TASK OBJECTIVE: Review the material and extract every line in which the word "name" occurs.

(Extracted records)
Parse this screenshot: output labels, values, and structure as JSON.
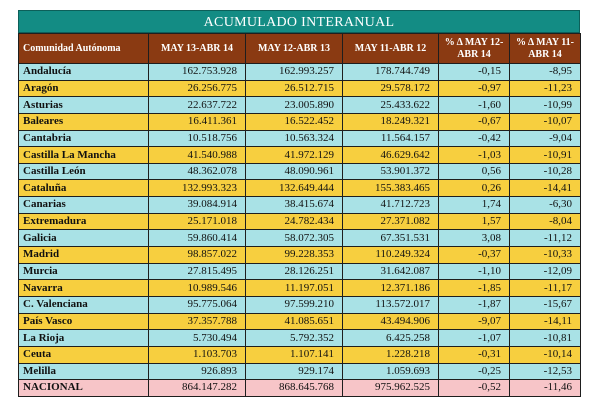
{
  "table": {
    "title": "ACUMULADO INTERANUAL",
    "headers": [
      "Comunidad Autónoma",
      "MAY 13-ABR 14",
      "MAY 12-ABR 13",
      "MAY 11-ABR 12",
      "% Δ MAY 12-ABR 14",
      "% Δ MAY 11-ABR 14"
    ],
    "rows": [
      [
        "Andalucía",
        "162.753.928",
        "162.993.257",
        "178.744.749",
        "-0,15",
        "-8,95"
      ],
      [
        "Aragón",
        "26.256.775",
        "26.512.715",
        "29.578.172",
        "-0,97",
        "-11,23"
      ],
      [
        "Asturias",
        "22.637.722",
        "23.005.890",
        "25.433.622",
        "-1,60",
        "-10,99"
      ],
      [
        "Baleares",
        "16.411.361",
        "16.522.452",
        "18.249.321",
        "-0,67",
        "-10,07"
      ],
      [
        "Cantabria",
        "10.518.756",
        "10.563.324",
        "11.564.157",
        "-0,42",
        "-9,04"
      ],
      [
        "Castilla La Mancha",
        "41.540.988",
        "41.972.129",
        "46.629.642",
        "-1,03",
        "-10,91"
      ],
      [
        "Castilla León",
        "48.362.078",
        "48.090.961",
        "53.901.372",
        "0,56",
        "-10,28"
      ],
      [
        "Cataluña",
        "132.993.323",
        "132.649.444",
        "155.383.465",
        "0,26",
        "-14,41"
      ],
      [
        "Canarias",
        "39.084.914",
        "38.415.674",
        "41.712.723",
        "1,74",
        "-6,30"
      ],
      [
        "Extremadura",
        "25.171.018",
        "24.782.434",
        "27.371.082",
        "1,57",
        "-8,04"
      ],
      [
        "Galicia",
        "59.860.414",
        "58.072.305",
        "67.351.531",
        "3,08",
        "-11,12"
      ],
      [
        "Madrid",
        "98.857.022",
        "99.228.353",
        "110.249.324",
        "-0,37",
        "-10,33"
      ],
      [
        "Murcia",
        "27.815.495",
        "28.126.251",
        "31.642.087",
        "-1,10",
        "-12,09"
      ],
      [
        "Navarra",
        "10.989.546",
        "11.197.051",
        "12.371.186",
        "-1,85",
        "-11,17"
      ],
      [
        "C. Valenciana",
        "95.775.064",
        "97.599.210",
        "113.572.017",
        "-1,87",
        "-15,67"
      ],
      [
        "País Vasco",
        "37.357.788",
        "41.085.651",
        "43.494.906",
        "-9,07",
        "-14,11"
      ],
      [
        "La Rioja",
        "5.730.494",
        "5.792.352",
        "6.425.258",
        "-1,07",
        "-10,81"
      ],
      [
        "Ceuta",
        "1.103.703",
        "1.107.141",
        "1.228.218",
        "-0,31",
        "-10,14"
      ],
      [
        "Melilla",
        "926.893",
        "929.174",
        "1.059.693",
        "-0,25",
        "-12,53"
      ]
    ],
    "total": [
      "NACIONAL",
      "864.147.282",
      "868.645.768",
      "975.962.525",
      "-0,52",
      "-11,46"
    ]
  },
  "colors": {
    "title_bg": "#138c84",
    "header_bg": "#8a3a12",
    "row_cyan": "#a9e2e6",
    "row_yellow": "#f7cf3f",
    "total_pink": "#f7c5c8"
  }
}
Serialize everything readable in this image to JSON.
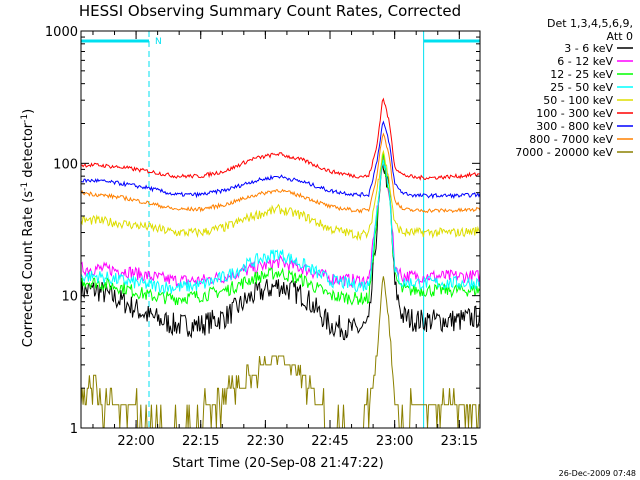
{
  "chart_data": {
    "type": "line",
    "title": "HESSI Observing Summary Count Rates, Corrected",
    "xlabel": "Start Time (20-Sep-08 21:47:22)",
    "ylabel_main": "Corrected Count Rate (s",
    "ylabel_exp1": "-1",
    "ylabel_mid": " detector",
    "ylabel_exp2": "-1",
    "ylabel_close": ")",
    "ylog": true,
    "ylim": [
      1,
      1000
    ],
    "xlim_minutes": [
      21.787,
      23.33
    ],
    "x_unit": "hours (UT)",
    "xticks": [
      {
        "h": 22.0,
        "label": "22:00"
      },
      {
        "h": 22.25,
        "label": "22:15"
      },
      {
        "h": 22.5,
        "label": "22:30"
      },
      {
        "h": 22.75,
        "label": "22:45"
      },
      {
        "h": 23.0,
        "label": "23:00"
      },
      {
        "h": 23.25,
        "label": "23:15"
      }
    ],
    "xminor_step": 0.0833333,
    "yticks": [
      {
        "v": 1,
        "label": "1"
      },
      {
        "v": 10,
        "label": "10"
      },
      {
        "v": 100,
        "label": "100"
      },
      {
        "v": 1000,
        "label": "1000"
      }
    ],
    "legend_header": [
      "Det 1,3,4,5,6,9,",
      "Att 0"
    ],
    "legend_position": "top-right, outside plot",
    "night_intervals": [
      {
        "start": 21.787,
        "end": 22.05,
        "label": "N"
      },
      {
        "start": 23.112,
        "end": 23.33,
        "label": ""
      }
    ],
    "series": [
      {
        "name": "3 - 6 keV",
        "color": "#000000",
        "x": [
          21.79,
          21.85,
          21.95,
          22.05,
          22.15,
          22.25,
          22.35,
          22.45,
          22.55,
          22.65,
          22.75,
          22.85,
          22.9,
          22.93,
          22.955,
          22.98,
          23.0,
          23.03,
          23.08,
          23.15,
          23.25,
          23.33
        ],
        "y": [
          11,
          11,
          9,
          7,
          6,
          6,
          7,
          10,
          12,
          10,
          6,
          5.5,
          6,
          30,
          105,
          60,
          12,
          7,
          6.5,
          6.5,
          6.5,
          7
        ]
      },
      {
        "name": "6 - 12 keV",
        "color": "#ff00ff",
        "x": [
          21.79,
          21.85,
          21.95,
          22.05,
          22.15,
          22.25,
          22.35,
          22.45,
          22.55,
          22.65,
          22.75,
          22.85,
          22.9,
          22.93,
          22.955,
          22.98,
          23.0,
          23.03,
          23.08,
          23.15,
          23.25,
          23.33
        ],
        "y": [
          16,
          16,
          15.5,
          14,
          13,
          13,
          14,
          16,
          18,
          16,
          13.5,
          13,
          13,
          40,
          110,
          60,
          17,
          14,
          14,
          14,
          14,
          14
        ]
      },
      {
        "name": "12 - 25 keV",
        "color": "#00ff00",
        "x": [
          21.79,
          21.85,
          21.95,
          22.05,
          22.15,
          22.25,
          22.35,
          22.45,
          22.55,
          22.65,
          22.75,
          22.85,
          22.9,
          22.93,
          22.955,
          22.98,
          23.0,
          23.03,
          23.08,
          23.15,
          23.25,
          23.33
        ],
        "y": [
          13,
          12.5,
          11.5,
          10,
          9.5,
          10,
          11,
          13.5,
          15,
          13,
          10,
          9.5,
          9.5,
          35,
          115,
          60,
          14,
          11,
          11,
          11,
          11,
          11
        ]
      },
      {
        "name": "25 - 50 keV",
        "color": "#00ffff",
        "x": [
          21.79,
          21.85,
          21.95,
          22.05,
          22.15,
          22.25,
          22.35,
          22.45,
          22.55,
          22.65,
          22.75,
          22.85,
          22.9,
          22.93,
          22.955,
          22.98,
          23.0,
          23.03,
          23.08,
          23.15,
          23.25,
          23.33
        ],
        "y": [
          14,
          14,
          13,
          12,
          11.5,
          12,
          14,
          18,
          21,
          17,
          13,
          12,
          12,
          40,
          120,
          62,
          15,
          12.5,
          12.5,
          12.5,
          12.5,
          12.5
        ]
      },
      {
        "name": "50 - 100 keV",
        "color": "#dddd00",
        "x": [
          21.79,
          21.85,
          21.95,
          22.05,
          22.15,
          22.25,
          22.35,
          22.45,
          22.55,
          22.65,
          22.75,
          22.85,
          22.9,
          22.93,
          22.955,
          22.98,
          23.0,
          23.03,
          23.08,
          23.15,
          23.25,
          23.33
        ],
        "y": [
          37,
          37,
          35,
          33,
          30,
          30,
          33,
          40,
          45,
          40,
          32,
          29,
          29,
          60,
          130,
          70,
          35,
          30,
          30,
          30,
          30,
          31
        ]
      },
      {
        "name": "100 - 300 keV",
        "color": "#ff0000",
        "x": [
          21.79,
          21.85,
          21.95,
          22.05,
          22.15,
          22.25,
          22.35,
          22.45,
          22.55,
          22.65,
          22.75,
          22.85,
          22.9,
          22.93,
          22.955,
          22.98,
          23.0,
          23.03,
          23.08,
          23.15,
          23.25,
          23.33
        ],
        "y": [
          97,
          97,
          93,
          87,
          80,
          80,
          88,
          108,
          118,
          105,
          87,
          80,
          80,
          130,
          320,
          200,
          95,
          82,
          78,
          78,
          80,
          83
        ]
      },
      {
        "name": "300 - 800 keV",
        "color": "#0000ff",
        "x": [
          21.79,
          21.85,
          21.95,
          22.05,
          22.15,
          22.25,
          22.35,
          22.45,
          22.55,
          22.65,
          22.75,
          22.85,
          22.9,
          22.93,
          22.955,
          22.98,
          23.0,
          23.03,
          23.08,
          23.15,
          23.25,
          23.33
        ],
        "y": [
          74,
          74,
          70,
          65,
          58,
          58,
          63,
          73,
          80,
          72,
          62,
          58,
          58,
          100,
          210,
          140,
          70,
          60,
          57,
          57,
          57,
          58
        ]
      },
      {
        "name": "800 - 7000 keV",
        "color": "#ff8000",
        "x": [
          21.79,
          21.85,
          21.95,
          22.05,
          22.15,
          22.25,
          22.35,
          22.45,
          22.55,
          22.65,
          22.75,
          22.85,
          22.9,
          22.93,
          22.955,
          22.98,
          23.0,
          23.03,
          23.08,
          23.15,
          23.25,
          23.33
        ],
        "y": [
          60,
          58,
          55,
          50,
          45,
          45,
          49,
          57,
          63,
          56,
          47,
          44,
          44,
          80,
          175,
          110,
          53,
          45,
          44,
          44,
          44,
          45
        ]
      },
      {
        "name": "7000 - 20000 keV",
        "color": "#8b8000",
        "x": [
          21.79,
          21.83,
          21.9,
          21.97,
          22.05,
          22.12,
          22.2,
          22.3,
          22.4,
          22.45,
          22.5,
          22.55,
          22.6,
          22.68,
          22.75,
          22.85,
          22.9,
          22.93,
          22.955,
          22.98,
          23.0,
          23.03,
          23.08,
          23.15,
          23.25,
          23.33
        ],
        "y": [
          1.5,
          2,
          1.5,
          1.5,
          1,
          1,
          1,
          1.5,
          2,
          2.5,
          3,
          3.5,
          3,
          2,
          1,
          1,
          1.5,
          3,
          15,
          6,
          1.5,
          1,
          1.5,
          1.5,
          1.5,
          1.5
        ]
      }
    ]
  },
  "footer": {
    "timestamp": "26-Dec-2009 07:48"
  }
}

RESULT OF THIS TASK:
        "name": "3 - 6 keV",
        "name": "6 - 12 keV",
        "name": "12 - 25 keV",
        "name": "25 - 50 keV",
        "name": "50 - 100 keV",
        "name": "100 - 300 keV",
        "name": "300 - 800 keV",
        "name": "800 - 7000 keV",
        "name": "7000 - 20000 keV",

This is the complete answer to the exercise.